TO DO —
Filter the entries for the string "Approx". Copy each line that has it.

====

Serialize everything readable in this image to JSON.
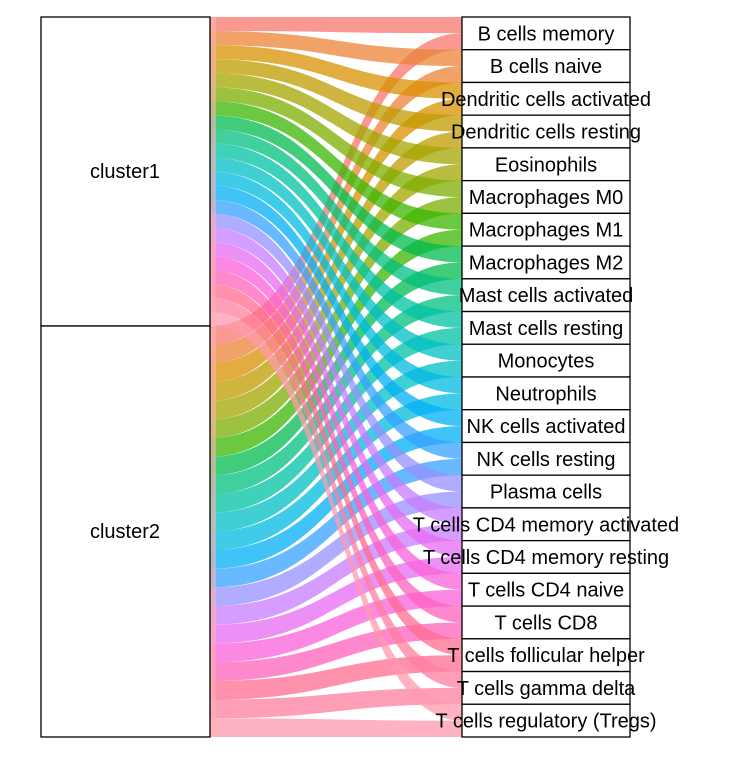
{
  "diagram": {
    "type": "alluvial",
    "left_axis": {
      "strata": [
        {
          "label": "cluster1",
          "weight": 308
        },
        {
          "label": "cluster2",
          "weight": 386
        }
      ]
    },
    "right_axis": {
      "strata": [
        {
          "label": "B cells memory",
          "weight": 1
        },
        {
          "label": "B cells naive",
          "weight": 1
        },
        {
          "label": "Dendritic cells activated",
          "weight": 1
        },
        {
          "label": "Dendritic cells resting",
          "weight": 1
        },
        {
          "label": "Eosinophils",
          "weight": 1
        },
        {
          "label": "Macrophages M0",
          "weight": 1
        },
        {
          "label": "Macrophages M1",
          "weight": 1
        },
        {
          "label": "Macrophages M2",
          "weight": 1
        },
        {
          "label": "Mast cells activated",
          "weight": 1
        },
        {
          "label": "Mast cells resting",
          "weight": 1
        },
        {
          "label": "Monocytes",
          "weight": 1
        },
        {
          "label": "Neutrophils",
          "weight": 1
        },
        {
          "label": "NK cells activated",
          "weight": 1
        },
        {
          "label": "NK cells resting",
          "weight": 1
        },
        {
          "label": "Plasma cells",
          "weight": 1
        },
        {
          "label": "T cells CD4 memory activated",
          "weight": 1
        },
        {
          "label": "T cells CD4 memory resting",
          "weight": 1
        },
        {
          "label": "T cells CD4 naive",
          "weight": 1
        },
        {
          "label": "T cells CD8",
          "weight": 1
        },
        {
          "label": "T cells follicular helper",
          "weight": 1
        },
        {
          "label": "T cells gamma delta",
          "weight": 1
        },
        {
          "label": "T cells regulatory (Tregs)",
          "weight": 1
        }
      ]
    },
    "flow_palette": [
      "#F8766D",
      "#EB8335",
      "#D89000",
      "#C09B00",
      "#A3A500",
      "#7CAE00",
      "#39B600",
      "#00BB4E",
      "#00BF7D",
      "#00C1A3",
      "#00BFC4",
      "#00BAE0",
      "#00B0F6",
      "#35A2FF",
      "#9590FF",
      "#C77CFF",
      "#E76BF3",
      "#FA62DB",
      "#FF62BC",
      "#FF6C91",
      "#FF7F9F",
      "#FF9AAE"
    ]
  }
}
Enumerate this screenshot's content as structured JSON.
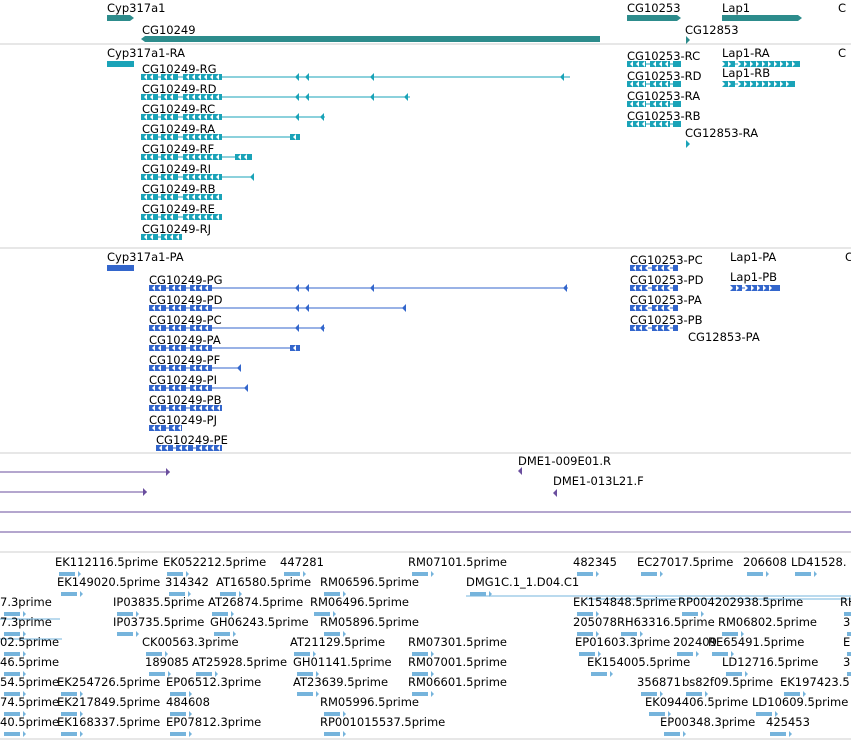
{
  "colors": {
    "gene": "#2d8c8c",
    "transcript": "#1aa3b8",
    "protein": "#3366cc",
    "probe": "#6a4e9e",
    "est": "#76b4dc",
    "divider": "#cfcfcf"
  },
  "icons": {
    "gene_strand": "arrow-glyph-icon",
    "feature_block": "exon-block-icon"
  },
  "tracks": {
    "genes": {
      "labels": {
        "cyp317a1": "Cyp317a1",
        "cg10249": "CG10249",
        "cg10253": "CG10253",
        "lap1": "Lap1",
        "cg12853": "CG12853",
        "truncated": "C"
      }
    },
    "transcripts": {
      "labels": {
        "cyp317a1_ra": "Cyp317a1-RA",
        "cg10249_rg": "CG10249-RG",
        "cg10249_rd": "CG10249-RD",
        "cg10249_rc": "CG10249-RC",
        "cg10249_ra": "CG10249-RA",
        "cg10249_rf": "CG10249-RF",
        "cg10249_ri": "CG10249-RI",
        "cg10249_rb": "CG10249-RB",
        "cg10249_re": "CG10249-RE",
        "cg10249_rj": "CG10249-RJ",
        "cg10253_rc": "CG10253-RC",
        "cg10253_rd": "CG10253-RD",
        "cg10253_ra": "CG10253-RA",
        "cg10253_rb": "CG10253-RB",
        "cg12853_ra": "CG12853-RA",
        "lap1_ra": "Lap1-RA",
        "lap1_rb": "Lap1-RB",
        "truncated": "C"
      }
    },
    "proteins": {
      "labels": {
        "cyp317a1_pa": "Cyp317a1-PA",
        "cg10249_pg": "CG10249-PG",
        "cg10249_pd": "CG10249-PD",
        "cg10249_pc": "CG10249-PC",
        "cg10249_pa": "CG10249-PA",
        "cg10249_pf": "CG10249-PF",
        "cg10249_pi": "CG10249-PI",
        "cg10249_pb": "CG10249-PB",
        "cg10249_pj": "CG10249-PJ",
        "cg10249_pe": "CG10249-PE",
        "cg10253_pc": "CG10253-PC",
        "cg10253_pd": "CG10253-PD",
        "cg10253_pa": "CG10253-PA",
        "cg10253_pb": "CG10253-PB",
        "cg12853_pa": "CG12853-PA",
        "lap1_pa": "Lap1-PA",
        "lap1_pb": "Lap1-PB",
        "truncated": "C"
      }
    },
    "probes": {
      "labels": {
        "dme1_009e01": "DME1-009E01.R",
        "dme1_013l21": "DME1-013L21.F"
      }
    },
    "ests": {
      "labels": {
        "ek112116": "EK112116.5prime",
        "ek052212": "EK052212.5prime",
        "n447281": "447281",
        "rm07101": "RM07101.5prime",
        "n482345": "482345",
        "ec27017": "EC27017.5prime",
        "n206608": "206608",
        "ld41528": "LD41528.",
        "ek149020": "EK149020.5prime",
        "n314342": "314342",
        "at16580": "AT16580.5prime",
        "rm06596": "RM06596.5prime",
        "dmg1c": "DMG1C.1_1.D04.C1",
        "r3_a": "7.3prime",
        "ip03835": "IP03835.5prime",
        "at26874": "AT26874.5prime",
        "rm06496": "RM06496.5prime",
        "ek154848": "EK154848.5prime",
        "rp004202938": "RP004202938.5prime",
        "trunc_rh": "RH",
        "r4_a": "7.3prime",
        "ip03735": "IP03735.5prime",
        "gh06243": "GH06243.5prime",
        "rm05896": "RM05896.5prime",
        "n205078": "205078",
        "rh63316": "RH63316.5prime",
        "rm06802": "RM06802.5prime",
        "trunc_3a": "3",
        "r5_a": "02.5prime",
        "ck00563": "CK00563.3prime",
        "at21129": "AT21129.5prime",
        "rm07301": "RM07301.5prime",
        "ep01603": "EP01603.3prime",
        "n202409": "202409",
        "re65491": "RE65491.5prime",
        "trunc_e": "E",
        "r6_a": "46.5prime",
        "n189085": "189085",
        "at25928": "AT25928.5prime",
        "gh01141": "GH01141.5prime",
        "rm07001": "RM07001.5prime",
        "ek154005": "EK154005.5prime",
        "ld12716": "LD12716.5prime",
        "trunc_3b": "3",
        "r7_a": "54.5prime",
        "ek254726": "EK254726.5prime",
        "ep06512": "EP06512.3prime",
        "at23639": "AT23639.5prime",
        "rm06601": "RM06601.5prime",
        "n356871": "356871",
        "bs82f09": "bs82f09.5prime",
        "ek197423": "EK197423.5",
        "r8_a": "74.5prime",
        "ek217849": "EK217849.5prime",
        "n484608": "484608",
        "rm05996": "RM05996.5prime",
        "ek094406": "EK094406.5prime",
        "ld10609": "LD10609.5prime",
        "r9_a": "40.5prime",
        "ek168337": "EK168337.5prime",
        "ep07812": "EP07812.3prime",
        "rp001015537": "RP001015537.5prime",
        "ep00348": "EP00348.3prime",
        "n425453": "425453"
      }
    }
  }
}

====

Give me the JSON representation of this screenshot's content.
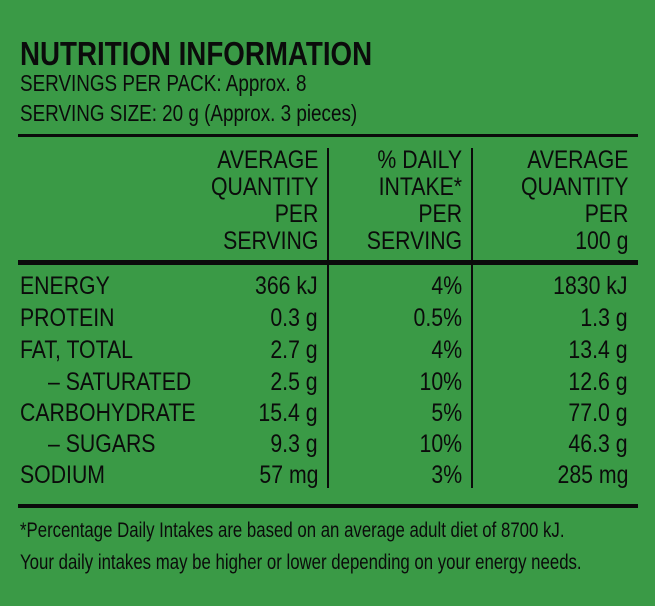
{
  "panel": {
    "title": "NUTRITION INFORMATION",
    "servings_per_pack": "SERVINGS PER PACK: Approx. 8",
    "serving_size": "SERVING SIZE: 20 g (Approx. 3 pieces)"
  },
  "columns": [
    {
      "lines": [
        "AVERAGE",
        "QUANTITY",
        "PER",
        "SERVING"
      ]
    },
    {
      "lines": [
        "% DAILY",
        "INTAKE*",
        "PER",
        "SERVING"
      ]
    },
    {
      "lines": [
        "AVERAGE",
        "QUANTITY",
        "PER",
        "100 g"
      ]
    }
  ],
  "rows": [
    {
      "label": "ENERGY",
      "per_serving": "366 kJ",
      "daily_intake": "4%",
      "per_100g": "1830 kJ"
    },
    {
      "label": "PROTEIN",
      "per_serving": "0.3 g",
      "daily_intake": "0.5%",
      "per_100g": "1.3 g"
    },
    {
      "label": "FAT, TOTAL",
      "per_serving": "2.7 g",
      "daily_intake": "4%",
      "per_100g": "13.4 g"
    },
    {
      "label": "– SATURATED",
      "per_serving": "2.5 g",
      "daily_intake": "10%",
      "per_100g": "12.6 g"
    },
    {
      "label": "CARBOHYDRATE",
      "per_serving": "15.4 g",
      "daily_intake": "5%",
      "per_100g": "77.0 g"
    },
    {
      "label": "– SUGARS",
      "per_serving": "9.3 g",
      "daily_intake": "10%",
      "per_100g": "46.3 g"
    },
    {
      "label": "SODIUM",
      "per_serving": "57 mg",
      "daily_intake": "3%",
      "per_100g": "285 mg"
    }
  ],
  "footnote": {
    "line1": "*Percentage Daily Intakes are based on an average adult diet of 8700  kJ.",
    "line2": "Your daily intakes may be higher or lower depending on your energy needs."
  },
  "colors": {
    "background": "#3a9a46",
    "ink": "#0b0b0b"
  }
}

====

RESPONSE AREA —
    "servings_per_pack": "SERVINGS PER PACK: Approx. 8",
    "serving_size": "SERVING SIZE: 20 g (Approx. 3 pieces)"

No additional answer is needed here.